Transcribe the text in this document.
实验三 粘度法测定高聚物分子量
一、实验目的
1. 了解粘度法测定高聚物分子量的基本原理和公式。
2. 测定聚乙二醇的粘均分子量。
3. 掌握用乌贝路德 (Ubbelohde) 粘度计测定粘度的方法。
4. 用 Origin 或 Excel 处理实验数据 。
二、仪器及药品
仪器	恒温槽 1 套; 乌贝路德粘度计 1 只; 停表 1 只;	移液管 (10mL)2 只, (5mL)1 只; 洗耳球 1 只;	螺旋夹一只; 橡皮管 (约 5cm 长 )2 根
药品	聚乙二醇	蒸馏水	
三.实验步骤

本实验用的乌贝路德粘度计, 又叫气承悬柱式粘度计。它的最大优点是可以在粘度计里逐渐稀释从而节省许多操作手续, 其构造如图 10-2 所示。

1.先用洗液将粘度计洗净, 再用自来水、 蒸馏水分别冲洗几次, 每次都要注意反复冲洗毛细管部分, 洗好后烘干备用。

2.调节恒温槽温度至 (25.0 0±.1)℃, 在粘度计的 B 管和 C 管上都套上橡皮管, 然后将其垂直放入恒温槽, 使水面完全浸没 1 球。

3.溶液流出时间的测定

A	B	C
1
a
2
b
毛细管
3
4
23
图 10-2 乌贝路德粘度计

⁂

• Requirement
Transcribe every entry word for word.

• Written response
Transcribe the text in this document.
实验三 粘度法测定高聚物分子量
一、实验目的
1. 了解粘度法测定高聚物分子量的基本原理和公式。
2. 测定聚乙二醇的粘均分子量。
3. 掌握用乌贝路德 (Ubbelohde) 粘度计测定粘度的方法。
4. 用 Origin 或 Excel 处理实验数据 。
二、仪器及药品
仪器	恒温槽 1 套; 乌贝路德粘度计 1 只; 停表 1 只;	移液管 (10mL)2 只, (5mL)1 只; 洗耳球 1 只;	螺旋夹一只; 橡皮管 (约 5cm 长 )2 根
药品	聚乙二醇	蒸馏水	
三.实验步骤

本实验用的乌贝路德粘度计, 又叫气承悬柱式粘度计。它的最大优点是可以在粘度计里逐渐稀释从而节省许多操作手续, 其构造如图 10-2 所示。

1.先用洗液将粘度计洗净, 再用自来水、 蒸馏水分别冲洗几次, 每次都要注意反复冲洗毛细管部分, 洗好后烘干备用。

2.调节恒温槽温度至 (25.0 0±.1)℃, 在粘度计的 B 管和 C 管上都套上橡皮管, 然后将其垂直放入恒温槽, 使水面完全浸没 1 球。

3.溶液流出时间的测定

A	B	C
1
a
2
b
毛细管
3
4
23
图 10-2 乌贝路德粘度计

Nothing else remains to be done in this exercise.